Search the material for the word "name" and copy each line that holds it.

Listed records =
-------

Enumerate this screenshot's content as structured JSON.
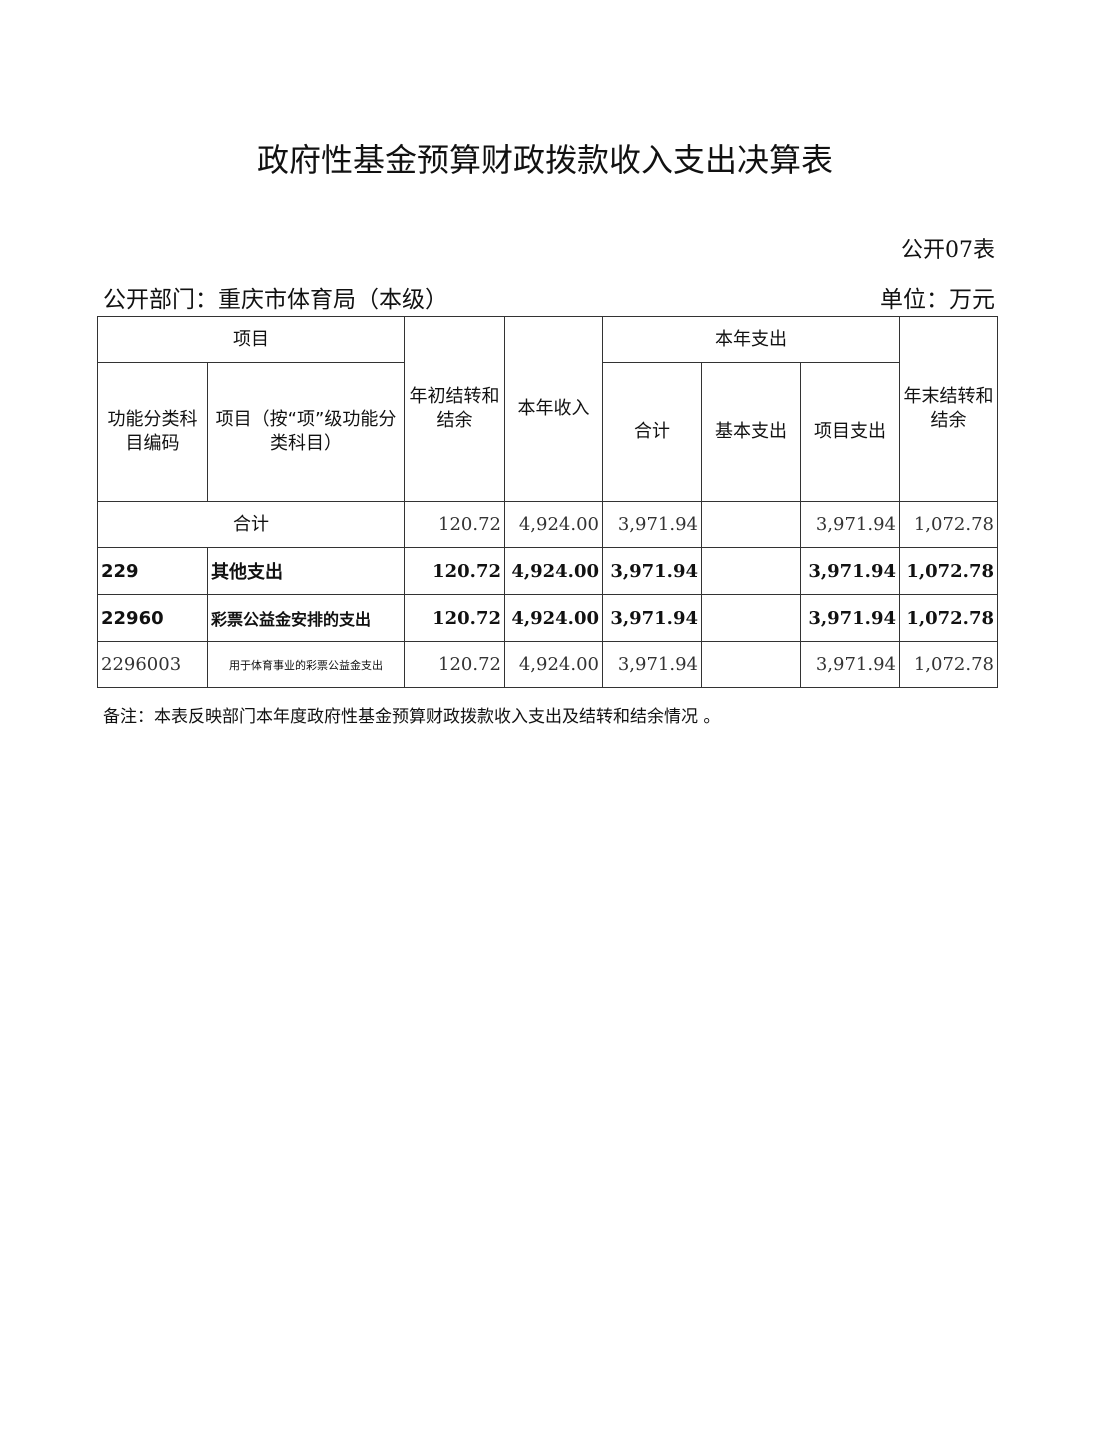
{
  "title": "政府性基金预算财政拨款收入支出决算表",
  "table_no": "公开07表",
  "department": "公开部门：重庆市体育局（本级）",
  "unit": "单位：万元",
  "headers": {
    "item": "项目",
    "code": "功能分类科目编码",
    "name": "项目（按“项”级功能分类科目）",
    "begin_balance": "年初结转和结余",
    "income": "本年收入",
    "expense": "本年支出",
    "expense_total": "合计",
    "basic": "基本支出",
    "project": "项目支出",
    "end_balance": "年末结转和结余"
  },
  "total_row": {
    "label": "合计",
    "begin": "120.72",
    "income": "4,924.00",
    "total": "3,971.94",
    "basic": "",
    "project": "3,971.94",
    "end": "1,072.78"
  },
  "rows": [
    {
      "code": "229",
      "name": "其他支出",
      "begin": "120.72",
      "income": "4,924.00",
      "total": "3,971.94",
      "basic": "",
      "project": "3,971.94",
      "end": "1,072.78"
    },
    {
      "code": "22960",
      "name": "彩票公益金安排的支出",
      "begin": "120.72",
      "income": "4,924.00",
      "total": "3,971.94",
      "basic": "",
      "project": "3,971.94",
      "end": "1,072.78"
    },
    {
      "code": "2296003",
      "name": "用于体育事业的彩票公益金支出",
      "begin": "120.72",
      "income": "4,924.00",
      "total": "3,971.94",
      "basic": "",
      "project": "3,971.94",
      "end": "1,072.78"
    }
  ],
  "note": "备注：本表反映部门本年度政府性基金预算财政拨款收入支出及结转和结余情况  。"
}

-------

Exercise output =
    "name": "项目（按“项”级功能分类科目）",
      "name": "其他支出",
      "name": "彩票公益金安排的支出",
      "name": "用于体育事业的彩票公益金支出",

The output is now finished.